> [Exercise task]:
Filter the lines below, copying only those with the string "title".

> [Supplied entries]:
|---|
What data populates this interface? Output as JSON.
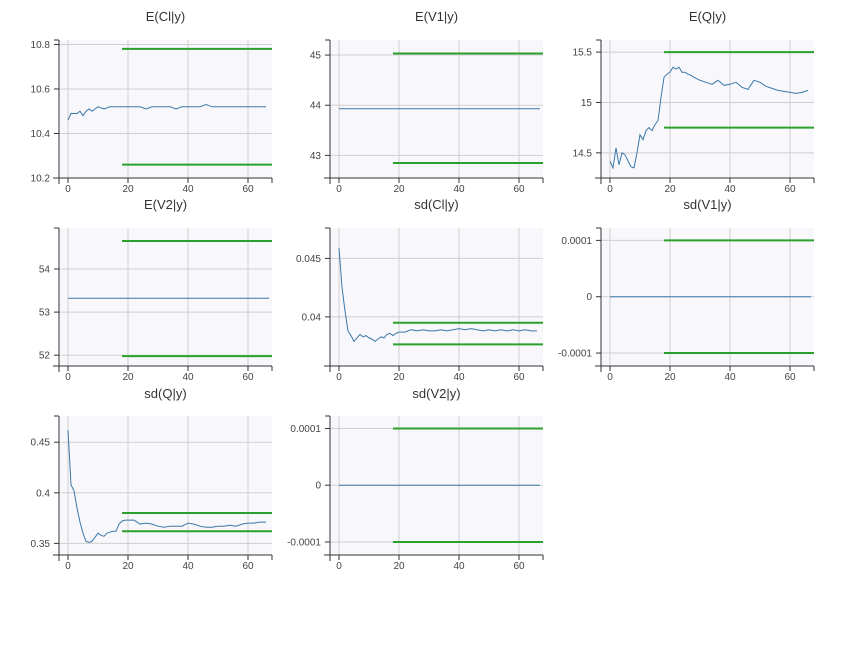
{
  "colors": {
    "plot_bg": "#f8f8fc",
    "grid": "#cfcfcf",
    "series": "#3a78a8",
    "band": "#2ca02c",
    "axis": "#333333"
  },
  "chart_data": [
    {
      "type": "line",
      "title": "E(Cl|y)",
      "xlim": [
        -3,
        68
      ],
      "ylim": [
        10.2,
        10.82
      ],
      "xticks": [
        0,
        20,
        40,
        60
      ],
      "yticks": [
        10.2,
        10.4,
        10.6,
        10.8
      ],
      "ytick_labels": [
        "10.2",
        "10.4",
        "10.6",
        "10.8"
      ],
      "series": [
        {
          "x": [
            0,
            1,
            2,
            3,
            4,
            5,
            6,
            7,
            8,
            9,
            10,
            12,
            14,
            16,
            18,
            20,
            22,
            24,
            26,
            28,
            30,
            32,
            34,
            36,
            38,
            40,
            42,
            44,
            46,
            48,
            50,
            52,
            54,
            56,
            58,
            60,
            62,
            64,
            66
          ],
          "y": [
            10.46,
            10.49,
            10.49,
            10.49,
            10.5,
            10.48,
            10.5,
            10.51,
            10.5,
            10.51,
            10.52,
            10.51,
            10.52,
            10.52,
            10.52,
            10.52,
            10.52,
            10.52,
            10.51,
            10.52,
            10.52,
            10.52,
            10.52,
            10.51,
            10.52,
            10.52,
            10.52,
            10.52,
            10.53,
            10.52,
            10.52,
            10.52,
            10.52,
            10.52,
            10.52,
            10.52,
            10.52,
            10.52,
            10.52
          ]
        }
      ],
      "bands": [
        {
          "y": 10.78,
          "x": [
            18,
            68
          ]
        },
        {
          "y": 10.26,
          "x": [
            18,
            68
          ]
        }
      ]
    },
    {
      "type": "line",
      "title": "E(V1|y)",
      "xlim": [
        -3,
        68
      ],
      "ylim": [
        42.55,
        45.3
      ],
      "xticks": [
        0,
        20,
        40,
        60
      ],
      "yticks": [
        43,
        44,
        45
      ],
      "ytick_labels": [
        "43",
        "44",
        "45"
      ],
      "series": [
        {
          "x": [
            0,
            67
          ],
          "y": [
            43.93,
            43.93
          ]
        }
      ],
      "bands": [
        {
          "y": 45.03,
          "x": [
            18,
            68
          ]
        },
        {
          "y": 42.85,
          "x": [
            18,
            68
          ]
        }
      ]
    },
    {
      "type": "line",
      "title": "E(Q|y)",
      "xlim": [
        -3,
        68
      ],
      "ylim": [
        14.25,
        15.62
      ],
      "xticks": [
        0,
        20,
        40,
        60
      ],
      "yticks": [
        14.5,
        15,
        15.5
      ],
      "ytick_labels": [
        "14.5",
        "15",
        "15.5"
      ],
      "series": [
        {
          "x": [
            0,
            1,
            2,
            3,
            4,
            5,
            6,
            7,
            8,
            9,
            10,
            11,
            12,
            13,
            14,
            15,
            16,
            17,
            18,
            19,
            20,
            21,
            22,
            23,
            24,
            25,
            26,
            27,
            28,
            30,
            32,
            34,
            36,
            38,
            40,
            42,
            44,
            46,
            48,
            50,
            52,
            54,
            56,
            58,
            60,
            62,
            64,
            66
          ],
          "y": [
            14.42,
            14.35,
            14.55,
            14.38,
            14.5,
            14.48,
            14.42,
            14.36,
            14.35,
            14.5,
            14.68,
            14.63,
            14.72,
            14.75,
            14.72,
            14.78,
            14.82,
            15.05,
            15.25,
            15.28,
            15.3,
            15.35,
            15.33,
            15.35,
            15.3,
            15.3,
            15.28,
            15.27,
            15.25,
            15.22,
            15.2,
            15.18,
            15.22,
            15.17,
            15.18,
            15.2,
            15.15,
            15.13,
            15.22,
            15.2,
            15.16,
            15.14,
            15.12,
            15.11,
            15.1,
            15.09,
            15.1,
            15.12
          ]
        }
      ],
      "bands": [
        {
          "y": 15.5,
          "x": [
            18,
            68
          ]
        },
        {
          "y": 14.75,
          "x": [
            18,
            68
          ]
        }
      ]
    },
    {
      "type": "line",
      "title": "E(V2|y)",
      "xlim": [
        -3,
        68
      ],
      "ylim": [
        51.75,
        54.95
      ],
      "xticks": [
        0,
        20,
        40,
        60
      ],
      "yticks": [
        52,
        53,
        54
      ],
      "ytick_labels": [
        "52",
        "53",
        "54"
      ],
      "series": [
        {
          "x": [
            0,
            67
          ],
          "y": [
            53.32,
            53.32
          ]
        }
      ],
      "bands": [
        {
          "y": 54.65,
          "x": [
            18,
            68
          ]
        },
        {
          "y": 51.98,
          "x": [
            18,
            68
          ]
        }
      ]
    },
    {
      "type": "line",
      "title": "sd(Cl|y)",
      "xlim": [
        -3,
        68
      ],
      "ylim": [
        0.0358,
        0.0476
      ],
      "xticks": [
        0,
        20,
        40,
        60
      ],
      "yticks": [
        0.04,
        0.045
      ],
      "ytick_labels": [
        "0.04",
        "0.045"
      ],
      "series": [
        {
          "x": [
            0,
            1,
            2,
            3,
            4,
            5,
            6,
            7,
            8,
            9,
            10,
            11,
            12,
            13,
            14,
            15,
            16,
            17,
            18,
            19,
            20,
            22,
            24,
            26,
            28,
            30,
            32,
            34,
            36,
            38,
            40,
            42,
            44,
            46,
            48,
            50,
            52,
            54,
            56,
            58,
            60,
            62,
            64,
            66
          ],
          "y": [
            0.0459,
            0.0425,
            0.0405,
            0.0388,
            0.0384,
            0.0379,
            0.0382,
            0.0385,
            0.0383,
            0.0384,
            0.0382,
            0.0381,
            0.0379,
            0.0381,
            0.0383,
            0.0382,
            0.0385,
            0.0386,
            0.0384,
            0.0386,
            0.0387,
            0.0387,
            0.0389,
            0.0388,
            0.0389,
            0.0388,
            0.0388,
            0.0389,
            0.0388,
            0.0389,
            0.039,
            0.0389,
            0.039,
            0.0389,
            0.0388,
            0.0389,
            0.0388,
            0.0389,
            0.0388,
            0.0389,
            0.0388,
            0.0389,
            0.0388,
            0.0388
          ]
        }
      ],
      "bands": [
        {
          "y": 0.0395,
          "x": [
            18,
            68
          ]
        },
        {
          "y": 0.03765,
          "x": [
            18,
            68
          ]
        }
      ]
    },
    {
      "type": "line",
      "title": "sd(V1|y)",
      "xlim": [
        -3,
        68
      ],
      "ylim": [
        -0.000123,
        0.000122
      ],
      "xticks": [
        0,
        20,
        40,
        60
      ],
      "yticks": [
        -0.0001,
        0,
        0.0001
      ],
      "ytick_labels": [
        "-0.0001",
        "0",
        "0.0001"
      ],
      "series": [
        {
          "x": [
            0,
            67
          ],
          "y": [
            0,
            0
          ]
        }
      ],
      "bands": [
        {
          "y": 0.0001,
          "x": [
            18,
            68
          ]
        },
        {
          "y": -0.0001,
          "x": [
            18,
            68
          ]
        }
      ]
    },
    {
      "type": "line",
      "title": "sd(Q|y)",
      "xlim": [
        -3,
        68
      ],
      "ylim": [
        0.3385,
        0.4759
      ],
      "xticks": [
        0,
        20,
        40,
        60
      ],
      "yticks": [
        0.35,
        0.4,
        0.45
      ],
      "ytick_labels": [
        "0.35",
        "0.4",
        "0.45"
      ],
      "series": [
        {
          "x": [
            0,
            1,
            2,
            3,
            4,
            5,
            6,
            7,
            8,
            9,
            10,
            11,
            12,
            13,
            14,
            15,
            16,
            17,
            18,
            19,
            20,
            22,
            24,
            26,
            28,
            30,
            32,
            34,
            36,
            38,
            40,
            42,
            44,
            46,
            48,
            50,
            52,
            54,
            56,
            58,
            60,
            62,
            64,
            66
          ],
          "y": [
            0.462,
            0.408,
            0.402,
            0.385,
            0.371,
            0.36,
            0.352,
            0.351,
            0.352,
            0.356,
            0.36,
            0.358,
            0.357,
            0.36,
            0.361,
            0.362,
            0.362,
            0.369,
            0.372,
            0.373,
            0.373,
            0.373,
            0.369,
            0.37,
            0.369,
            0.367,
            0.366,
            0.367,
            0.367,
            0.367,
            0.37,
            0.369,
            0.367,
            0.366,
            0.366,
            0.367,
            0.367,
            0.368,
            0.367,
            0.369,
            0.37,
            0.37,
            0.371,
            0.371
          ]
        }
      ],
      "bands": [
        {
          "y": 0.38,
          "x": [
            18,
            68
          ]
        },
        {
          "y": 0.362,
          "x": [
            18,
            68
          ]
        }
      ]
    },
    {
      "type": "line",
      "title": "sd(V2|y)",
      "xlim": [
        -3,
        68
      ],
      "ylim": [
        -0.000123,
        0.000122
      ],
      "xticks": [
        0,
        20,
        40,
        60
      ],
      "yticks": [
        -0.0001,
        0,
        0.0001
      ],
      "ytick_labels": [
        "-0.0001",
        "0",
        "0.0001"
      ],
      "series": [
        {
          "x": [
            0,
            67
          ],
          "y": [
            0,
            0
          ]
        }
      ],
      "bands": [
        {
          "y": 0.0001,
          "x": [
            18,
            68
          ]
        },
        {
          "y": -0.0001,
          "x": [
            18,
            68
          ]
        }
      ]
    }
  ]
}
|---|
> [Worked answer]:
      "title": "E(Cl|y)",
      "title": "E(V1|y)",
      "title": "E(Q|y)",
      "title": "E(V2|y)",
      "title": "sd(Cl|y)",
      "title": "sd(V1|y)",
      "title": "sd(Q|y)",
      "title": "sd(V2|y)",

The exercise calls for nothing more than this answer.